-- START Source passage --

For industrial applications where water resistance is crucial, the choice of the right gasket material plays a decisive role. Gaskets provide a reliable seal between two surfaces and prevent water, moisture, or other liquids from penetrating. The right material choice determines how long this seal remains effective under various conditions. In this article, we discuss which gasket materials guarantee the best long-term water resistance, how they contribute to different IP protection ratings, and which factors you should consider when choosing the most suitable material for your specific application.
The most reliable gasket materials for long-term water resistance are silicone, EPDM rubber, neoprene, and natural rubber. Each material has specific properties that make it suitable for different applications and environmental conditions, with the right choice depending on the specific requirements of your project.
Silicone gaskets offer excellent water resistance across a wide temperature range (-60°C to +230°C). They are UV-resistant, hardly age, and retain their flexibility over long periods. Silicones are ideal for applications where extreme temperatures occur, such as outdoor environments or equipment that generates heat. The material has good resistance to ozone, oxygen, and sunlight, which contributes to long-term sealing performance.
EPDM rubber (Ethylene-Propylene-Diene-Monomer) is known for its excellent resistance to water, steam, and weather conditions. EPDM gaskets perform well in temperatures from -40°C to +120°C and are particularly suitable for outdoor applications due to their resistance to UV radiation, ozone, and oxygen. They maintain their elasticity well, even after prolonged exposure to the elements, making them ideal for long-term waterproof applications.

-- END Source passage --
-- START Data records --

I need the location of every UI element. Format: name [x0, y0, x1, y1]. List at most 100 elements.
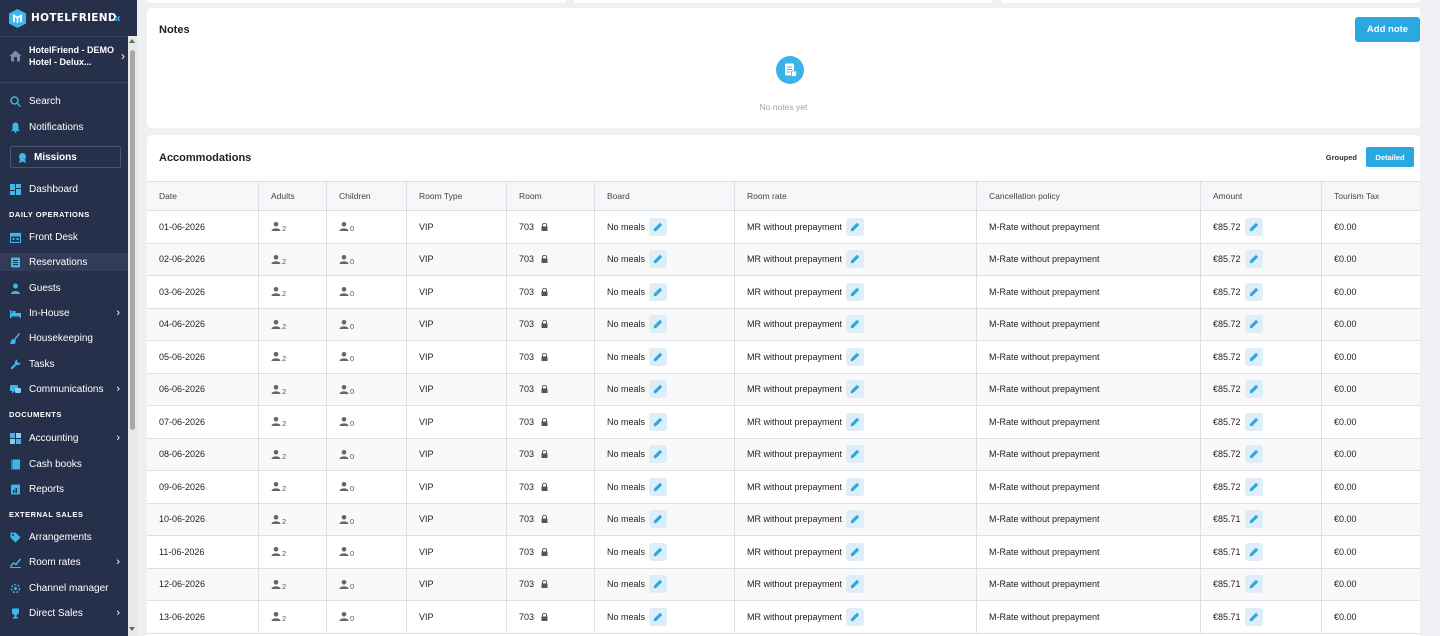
edit-room-rate-button[interactable]	[846, 510, 865, 529]
nav-room-rates[interactable]: Room rates ›	[10, 553, 122, 571]
edit-amount-button[interactable]	[1244, 347, 1263, 366]
notes-card: Notes Add note No notes yet	[147, 8, 1420, 128]
edit-amount-button[interactable]	[1244, 412, 1263, 431]
date-cell: 07-06-2026	[147, 406, 259, 438]
column-header[interactable]: Board	[595, 182, 735, 210]
edit-amount-button[interactable]	[1244, 445, 1263, 464]
column-header[interactable]: Adults	[259, 182, 327, 210]
column-header[interactable]: Tourism Tax	[1322, 182, 1420, 210]
nav-tasks[interactable]: Tasks	[10, 355, 122, 373]
nav-accounting[interactable]: Accounting ›	[10, 429, 122, 447]
nav-channel-manager[interactable]: Channel manager	[10, 579, 122, 597]
edit-board-button[interactable]	[649, 607, 668, 626]
scroll-down-icon[interactable]	[129, 627, 135, 631]
pencil-icon	[653, 385, 663, 394]
edit-amount-button[interactable]	[1244, 510, 1263, 529]
children-cell: 0	[327, 601, 407, 633]
edit-room-rate-button[interactable]	[846, 477, 865, 496]
amount-cell: €85.72	[1201, 341, 1322, 373]
scrollbar-thumb[interactable]	[130, 50, 135, 430]
person-icon	[339, 287, 349, 297]
edit-amount-button[interactable]	[1244, 542, 1263, 561]
edit-amount-button[interactable]	[1244, 575, 1263, 594]
nav-reports[interactable]: Reports	[10, 480, 122, 498]
grouped-toggle[interactable]: Grouped	[1326, 153, 1357, 162]
detailed-toggle[interactable]: Detailed	[1366, 147, 1414, 167]
column-header[interactable]: Room rate	[735, 182, 977, 210]
pencil-icon	[1249, 385, 1258, 394]
edit-amount-button[interactable]	[1244, 217, 1263, 236]
nav-direct-sales[interactable]: Direct Sales ›	[10, 604, 122, 622]
edit-room-rate-button[interactable]	[846, 282, 865, 301]
column-header[interactable]: Room Type	[407, 182, 507, 210]
edit-amount-button[interactable]	[1244, 607, 1263, 626]
edit-board-button[interactable]	[649, 315, 668, 334]
edit-amount-button[interactable]	[1244, 477, 1263, 496]
column-header[interactable]: Children	[327, 182, 407, 210]
nav-dashboard[interactable]: Dashboard	[10, 180, 122, 198]
adults-count: 2	[282, 224, 287, 234]
edit-board-button[interactable]	[649, 412, 668, 431]
edit-amount-button[interactable]	[1244, 380, 1263, 399]
edit-room-rate-button[interactable]	[846, 575, 865, 594]
nav-guests[interactable]: Guests	[10, 279, 122, 297]
edit-board-button[interactable]	[649, 282, 668, 301]
edit-board-button[interactable]	[649, 347, 668, 366]
nav-arrangements[interactable]: Arrangements	[10, 528, 122, 546]
edit-room-rate-button[interactable]	[846, 380, 865, 399]
pencil-icon	[653, 515, 663, 524]
add-note-button[interactable]: Add note	[1355, 17, 1420, 42]
room-rate-cell: MR without prepayment	[735, 308, 977, 340]
nav-in-house[interactable]: In-House ›	[10, 304, 122, 322]
children-count: 0	[350, 224, 355, 234]
edit-room-rate-button[interactable]	[846, 315, 865, 334]
edit-board-button[interactable]	[649, 445, 668, 464]
sidebar-scrollbar[interactable]	[128, 36, 137, 636]
edit-board-button[interactable]	[649, 250, 668, 269]
pencil-icon	[653, 222, 663, 231]
board-cell: No meals	[595, 536, 735, 568]
person-icon	[271, 254, 281, 264]
edit-board-button[interactable]	[649, 575, 668, 594]
edit-amount-button[interactable]	[1244, 315, 1263, 334]
amount-value: €85.72	[1213, 254, 1241, 265]
edit-room-rate-button[interactable]	[846, 412, 865, 431]
hotel-selector[interactable]: HotelFriend - DEMO Hotel - Delux... ›	[9, 44, 125, 68]
edit-board-button[interactable]	[649, 380, 668, 399]
table-row: 12-06-2026 2 0 VIP 703 No meals MR witho…	[147, 568, 1420, 601]
collapse-sidebar-icon[interactable]: «	[114, 11, 121, 25]
amount-cell: €85.72	[1201, 211, 1322, 243]
nav-housekeeping[interactable]: Housekeeping	[10, 329, 122, 347]
edit-room-rate-button[interactable]	[846, 445, 865, 464]
column-header[interactable]: Amount	[1201, 182, 1322, 210]
column-header[interactable]: Room	[507, 182, 595, 210]
edit-room-rate-button[interactable]	[846, 347, 865, 366]
missions-button[interactable]: Missions	[10, 146, 121, 168]
nav-notifications[interactable]: Notifications	[10, 118, 122, 136]
nav-search[interactable]: Search	[10, 92, 122, 110]
scroll-up-icon[interactable]	[129, 39, 135, 43]
edit-amount-button[interactable]	[1244, 250, 1263, 269]
edit-amount-button[interactable]	[1244, 282, 1263, 301]
column-header[interactable]: Date	[147, 182, 259, 210]
nav-communications[interactable]: Communications ›	[10, 380, 122, 398]
edit-room-rate-button[interactable]	[846, 607, 865, 626]
edit-room-rate-button[interactable]	[846, 217, 865, 236]
edit-board-button[interactable]	[649, 217, 668, 236]
nav-dashboard-label: Dashboard	[29, 183, 78, 195]
edit-board-button[interactable]	[649, 542, 668, 561]
brand-logo[interactable]: HOTELFRIEND	[9, 8, 117, 28]
tourism-tax-cell: €0.00	[1334, 254, 1357, 265]
person-icon	[271, 547, 281, 557]
edit-room-rate-button[interactable]	[846, 250, 865, 269]
room-rate-value: MR without prepayment	[747, 416, 843, 427]
edit-room-rate-button[interactable]	[846, 542, 865, 561]
edit-board-button[interactable]	[649, 510, 668, 529]
column-header[interactable]: Cancellation policy	[977, 182, 1201, 210]
edit-board-button[interactable]	[649, 477, 668, 496]
nav-front-desk[interactable]: Front Desk	[10, 228, 122, 246]
amount-cell: €85.71	[1201, 601, 1322, 633]
nav-arrangements-label: Arrangements	[29, 531, 92, 543]
nav-reservations[interactable]: Reservations	[0, 253, 128, 271]
nav-cash-books[interactable]: Cash books	[10, 455, 122, 473]
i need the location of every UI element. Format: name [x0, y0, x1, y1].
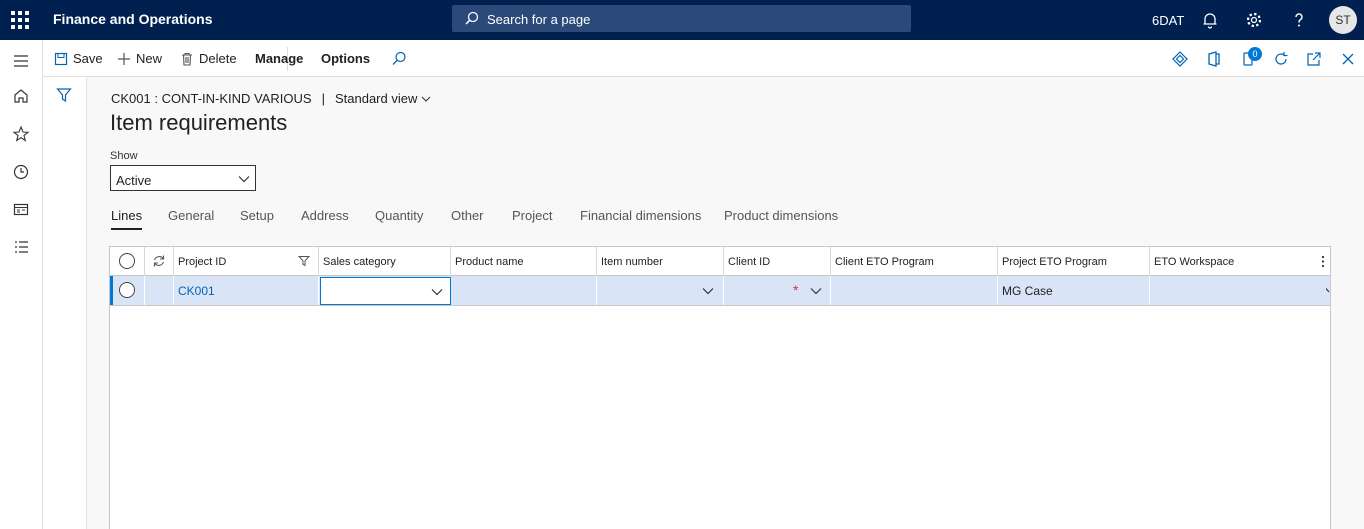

-- END Data records --

• Complete the following:
(a) Do these statements agree with the gasket materials text? Answer yes or no for each, and quote the words from the text that decide it. (i) EPDM gaskets work at temperatures up to +230°C. (ii) Silicone gaskets resist UV. (iii) Neoprene is one of the most reliable materials for long-term water resistance.
(b) According to the gasket materials text, what does EPDM stand for?
Nothing in the lines is needed for this.

• Results for the exercise:
(a)
(i) No: "EPDM gaskets perform well in temperatures from -40°C to +120°C"
(ii) Yes: "They are UV-resistant"
(iii) Yes: "The most reliable gasket materials for long-term water resistance are silicone, EPDM rubber, neoprene, and natural rubber."

(b) Ethylene-Propylene-Diene-Monomer